» Exercise goal: Read the listing below and copy out every line that holds "practices".
————
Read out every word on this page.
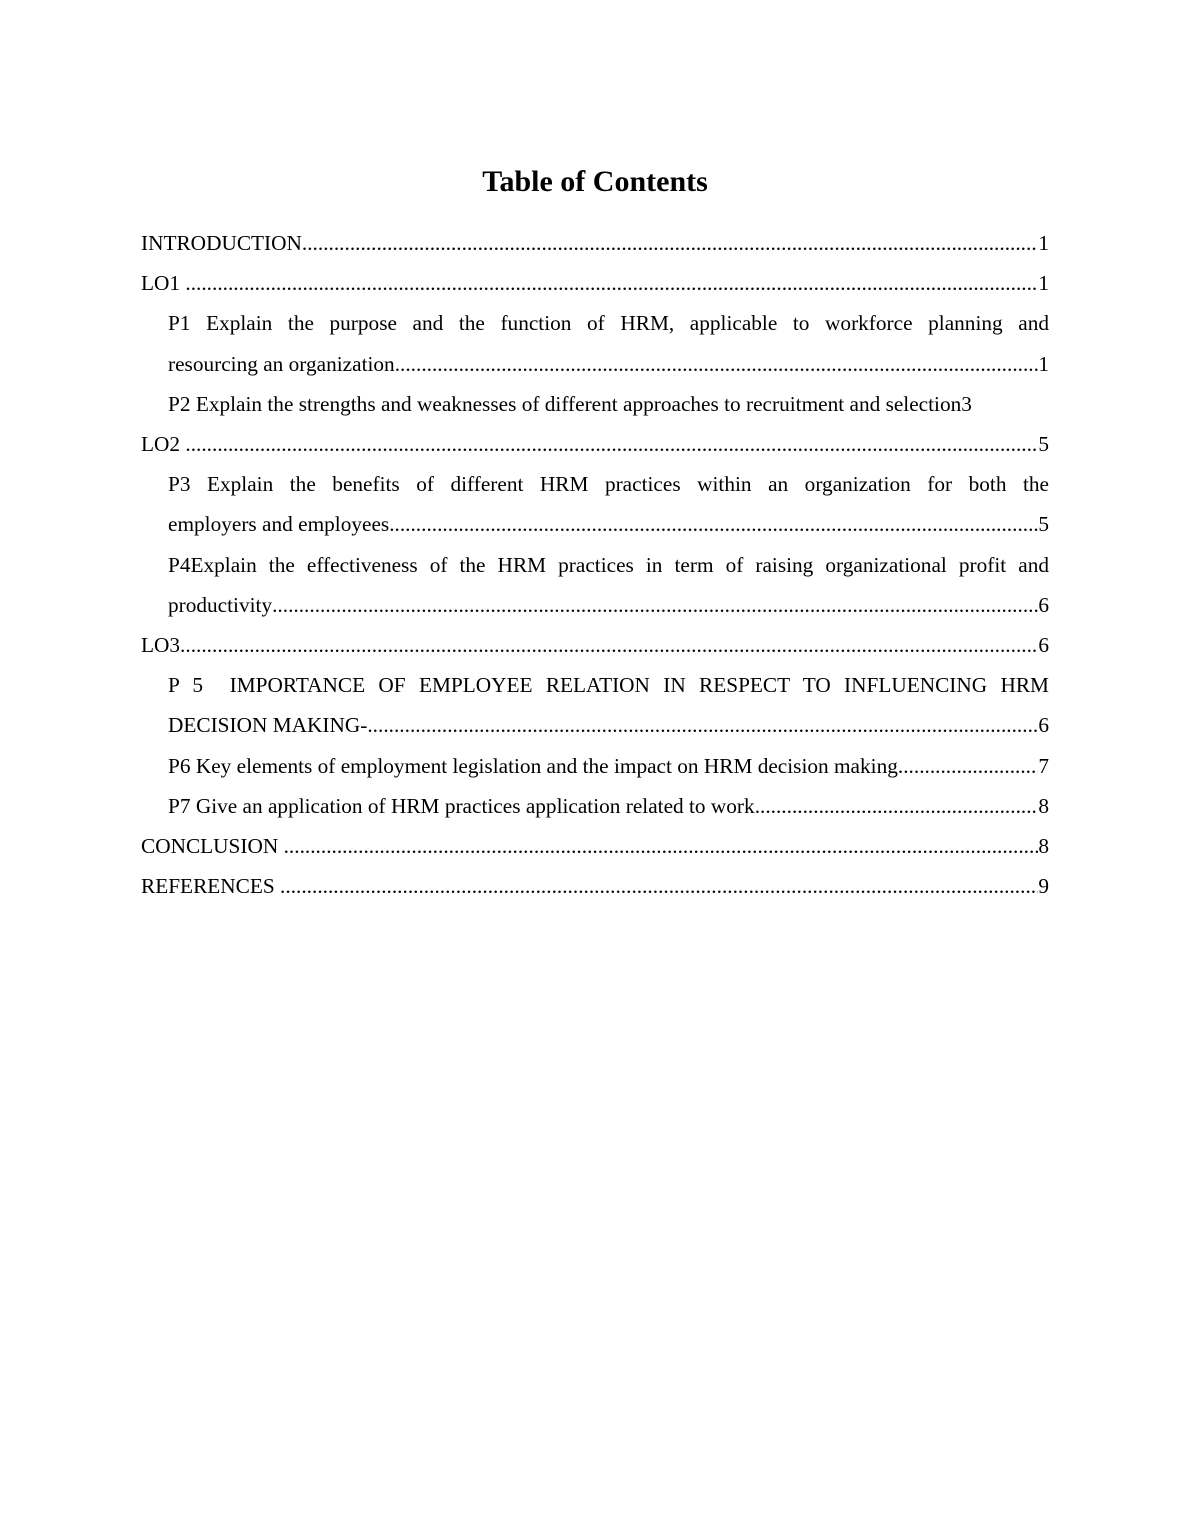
Table of Contents
INTRODUCTION .....	1
LO1 .....	1
P1 Explain the purpose and the function of HRM, applicable to workforce planning and
resourcing an organization .....	1
P2 Explain the strengths and weaknesses of different approaches to recruitment and selection 3
LO2 .....	5
P3 Explain the benefits of different HRM practices within an organization for both the
employers and employees .....	5
P4Explain the effectiveness of the HRM practices in term of raising organizational profit and
productivity .....	6
LO3 .....	6
P 5  IMPORTANCE OF EMPLOYEE RELATION IN RESPECT TO INFLUENCING HRM
DECISION MAKING- .....	6
P6 Key elements of employment legislation and the impact on HRM decision making .....	7
P7 Give an application of HRM practices application related to work .....	8
CONCLUSION .....	8
REFERENCES .....	9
————
» Answer for the task:
P3 Explain the benefits of different HRM practices within an organization for both the
P4Explain the effectiveness of the HRM practices in term of raising organizational profit and
P7 Give an application of HRM practices application related to work .....	8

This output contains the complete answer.